■ **Task directions**:
Copy, from the entries below, each line where the word "夜游赤壁" can be found.

Data entries

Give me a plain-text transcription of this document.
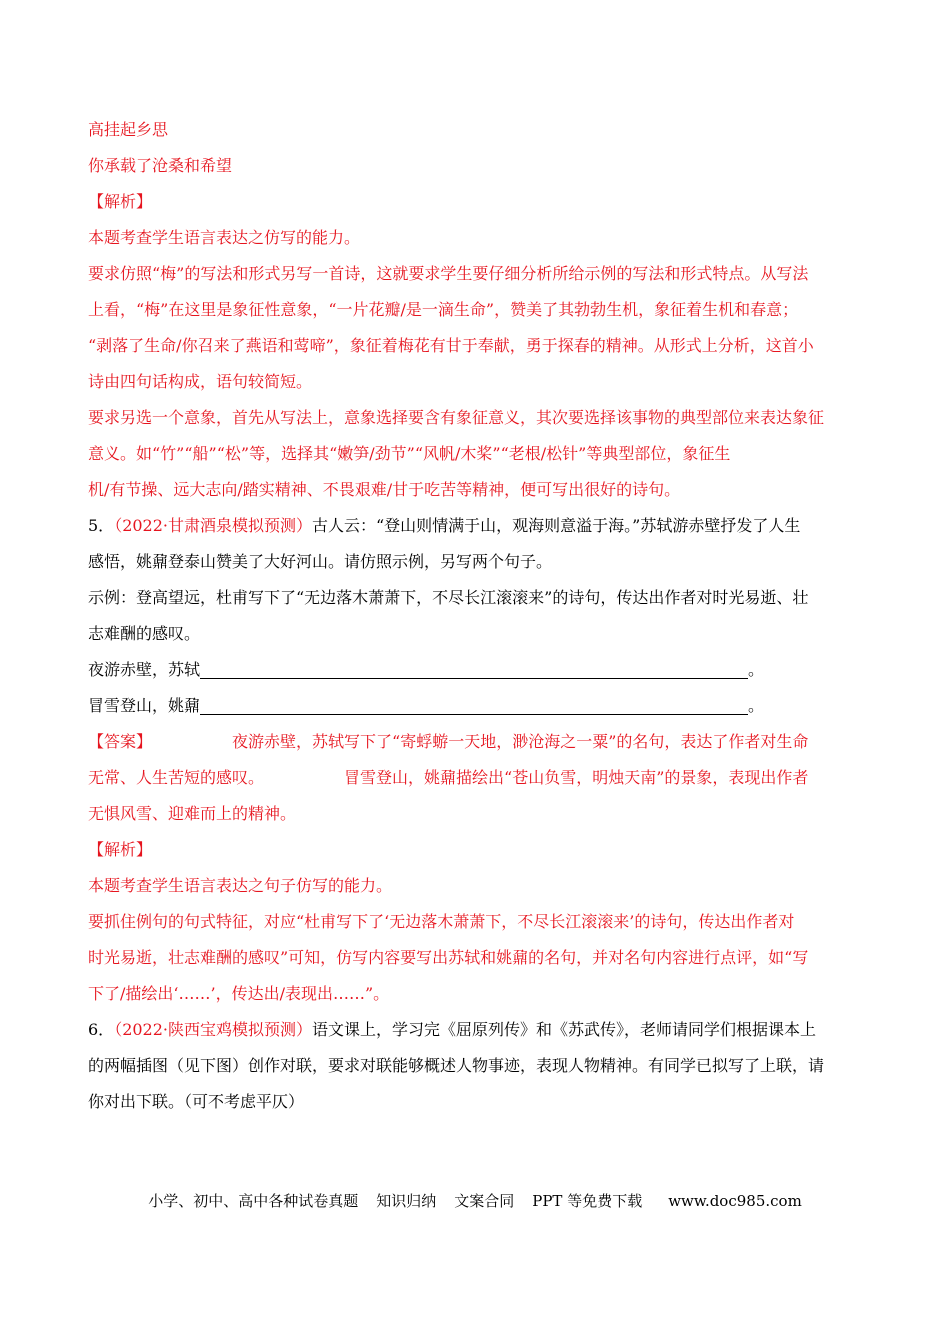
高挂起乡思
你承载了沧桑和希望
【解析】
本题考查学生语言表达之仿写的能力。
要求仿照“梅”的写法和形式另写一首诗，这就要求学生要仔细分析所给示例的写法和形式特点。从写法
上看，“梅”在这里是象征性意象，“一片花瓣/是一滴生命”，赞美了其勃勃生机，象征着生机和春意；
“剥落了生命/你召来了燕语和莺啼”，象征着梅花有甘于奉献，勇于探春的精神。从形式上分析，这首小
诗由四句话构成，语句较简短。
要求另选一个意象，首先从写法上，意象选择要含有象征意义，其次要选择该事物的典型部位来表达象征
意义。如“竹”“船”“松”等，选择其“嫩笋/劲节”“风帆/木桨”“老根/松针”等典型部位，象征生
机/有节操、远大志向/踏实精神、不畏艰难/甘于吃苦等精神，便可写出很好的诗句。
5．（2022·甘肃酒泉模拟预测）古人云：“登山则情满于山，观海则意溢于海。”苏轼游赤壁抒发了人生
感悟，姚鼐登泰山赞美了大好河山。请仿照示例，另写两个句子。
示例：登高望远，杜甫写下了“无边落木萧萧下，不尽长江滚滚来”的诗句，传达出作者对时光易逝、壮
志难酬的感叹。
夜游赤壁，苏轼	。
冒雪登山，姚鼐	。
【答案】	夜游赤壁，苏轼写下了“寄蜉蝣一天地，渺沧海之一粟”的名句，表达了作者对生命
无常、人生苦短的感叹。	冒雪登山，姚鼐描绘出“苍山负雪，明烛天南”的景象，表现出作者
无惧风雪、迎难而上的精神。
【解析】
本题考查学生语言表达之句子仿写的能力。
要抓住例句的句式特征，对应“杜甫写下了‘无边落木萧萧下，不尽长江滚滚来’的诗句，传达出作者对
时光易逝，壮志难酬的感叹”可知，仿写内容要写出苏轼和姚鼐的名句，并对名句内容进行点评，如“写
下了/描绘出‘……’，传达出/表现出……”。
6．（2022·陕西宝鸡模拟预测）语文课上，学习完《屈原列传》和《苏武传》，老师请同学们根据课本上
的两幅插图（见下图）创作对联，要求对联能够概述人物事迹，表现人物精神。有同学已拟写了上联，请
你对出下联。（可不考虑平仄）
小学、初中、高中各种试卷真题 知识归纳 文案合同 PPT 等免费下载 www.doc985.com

■ **Reply to the exercise**:
夜游赤壁，苏轼	。
【答案】	夜游赤壁，苏轼写下了“寄蜉蝣一天地，渺沧海之一粟”的名句，表达了作者对生命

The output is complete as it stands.